Stored records:
== == ==
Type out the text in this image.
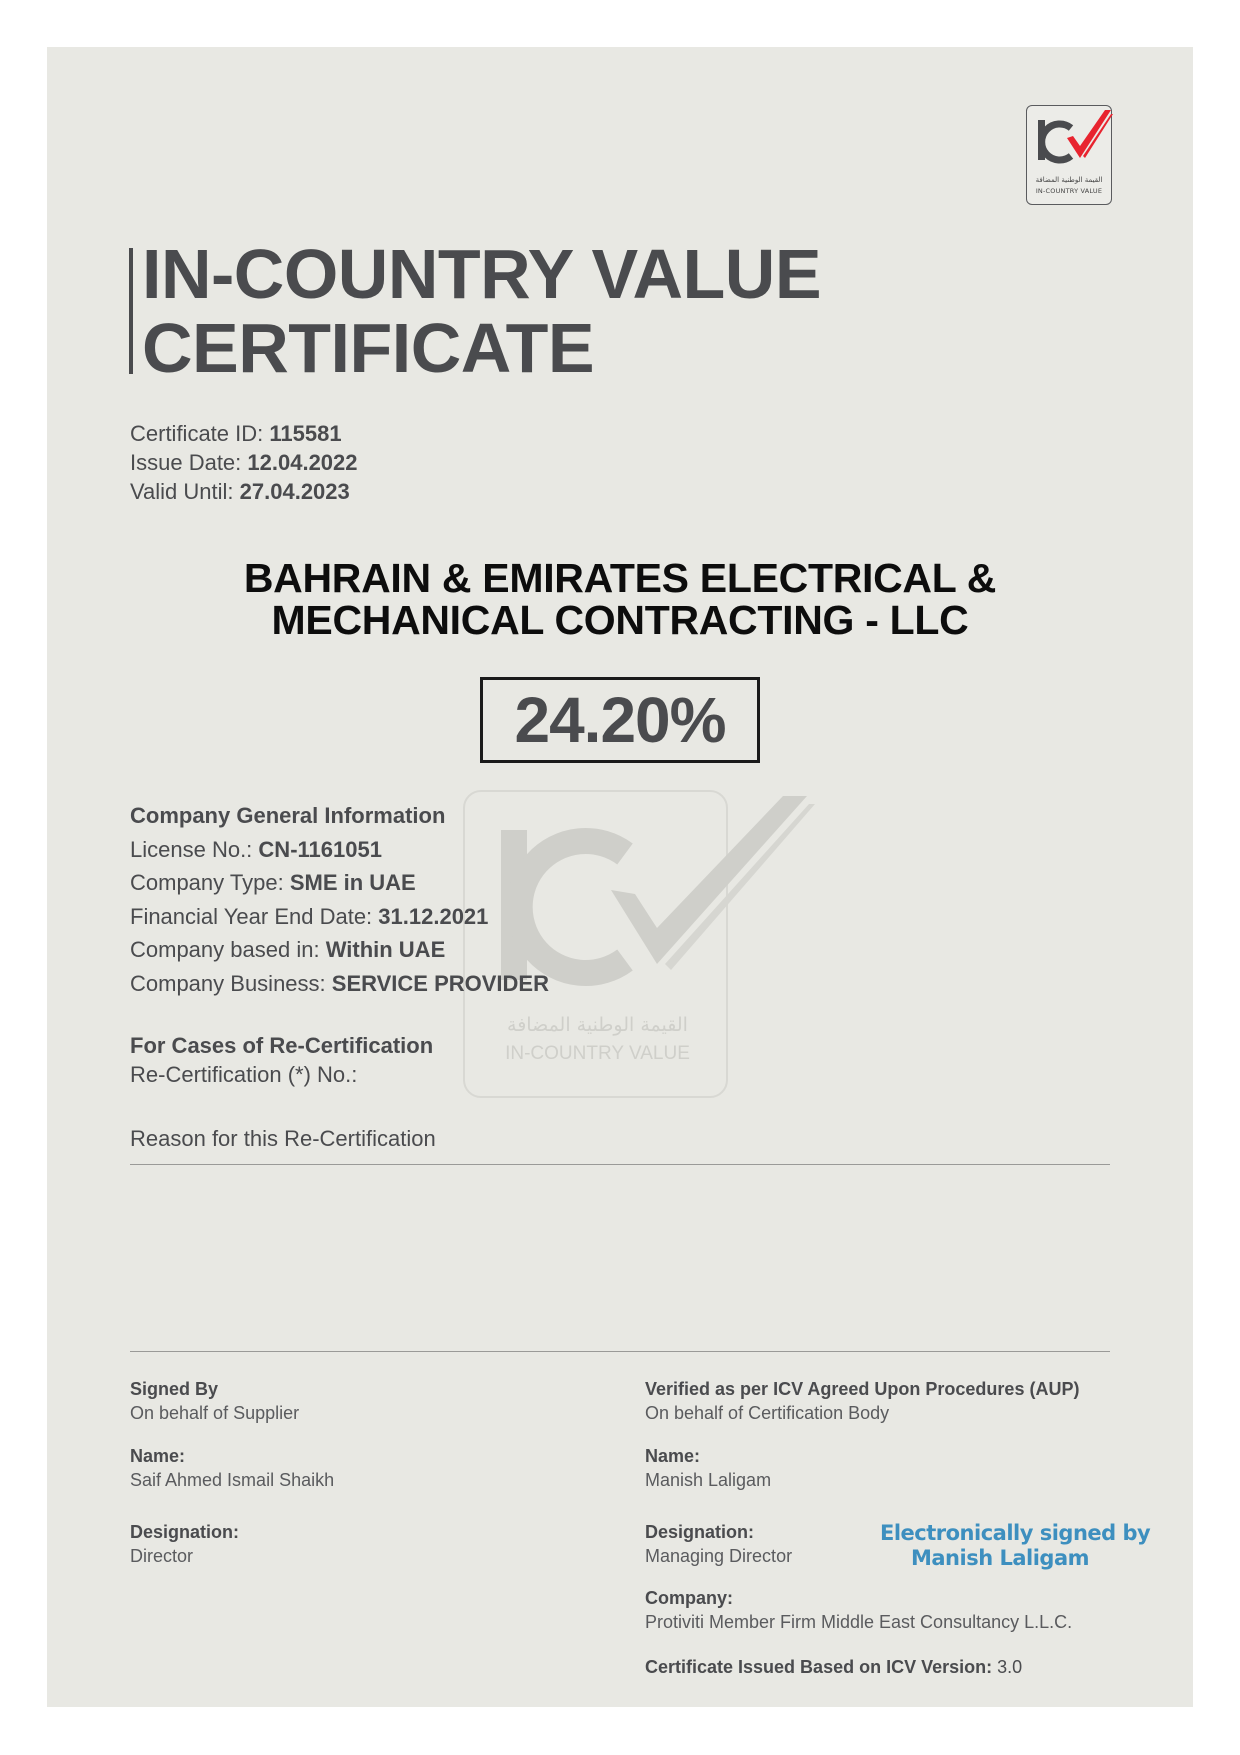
القيمة الوطنية المضافة
IN-COUNTRY VALUE
IN-COUNTRY VALUE
CERTIFICATE
Certificate ID: 115581
Issue Date: 12.04.2022
Valid Until: 27.04.2023
BAHRAIN & EMIRATES ELECTRICAL &
MECHANICAL CONTRACTING - LLC
24.20%
القيمة الوطنية المضافة
IN-COUNTRY VALUE
Company General Information
License No.: CN-1161051
Company Type: SME in UAE
Financial Year End Date: 31.12.2021
Company based in: Within UAE
Company Business: SERVICE PROVIDER
For Cases of Re-Certification
Re-Certification (*) No.:
Reason for this Re-Certification
Signed By
On behalf of Supplier
Name:
Saif Ahmed Ismail Shaikh
Designation:
Director
Verified as per ICV Agreed Upon Procedures (AUP)
On behalf of Certification Body
Name:
Manish Laligam
Designation:
Managing Director
Company:
Protiviti Member Firm Middle East Consultancy L.L.C.
Certificate Issued Based on ICV Version: 3.0
Electronically signed by
Manish Laligam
== == ==
Set task - Repeat the entries exactly and keep the pictures out of the copy.

Task result -
Type out the text in this image.
القيمة الوطنية المضافة
IN-COUNTRY VALUE
IN-COUNTRY VALUE
CERTIFICATE
Certificate ID: 115581
Issue Date: 12.04.2022
Valid Until: 27.04.2023
BAHRAIN & EMIRATES ELECTRICAL &
MECHANICAL CONTRACTING - LLC
24.20%
القيمة الوطنية المضافة
IN-COUNTRY VALUE
Company General Information
License No.: CN-1161051
Company Type: SME in UAE
Financial Year End Date: 31.12.2021
Company based in: Within UAE
Company Business: SERVICE PROVIDER
For Cases of Re-Certification
Re-Certification (*) No.:
Reason for this Re-Certification
Signed By
On behalf of Supplier
Name:
Saif Ahmed Ismail Shaikh
Designation:
Director
Verified as per ICV Agreed Upon Procedures (AUP)
On behalf of Certification Body
Name:
Manish Laligam
Designation:
Managing Director
Company:
Protiviti Member Firm Middle East Consultancy L.L.C.
Certificate Issued Based on ICV Version: 3.0
Electronically signed by
Manish Laligam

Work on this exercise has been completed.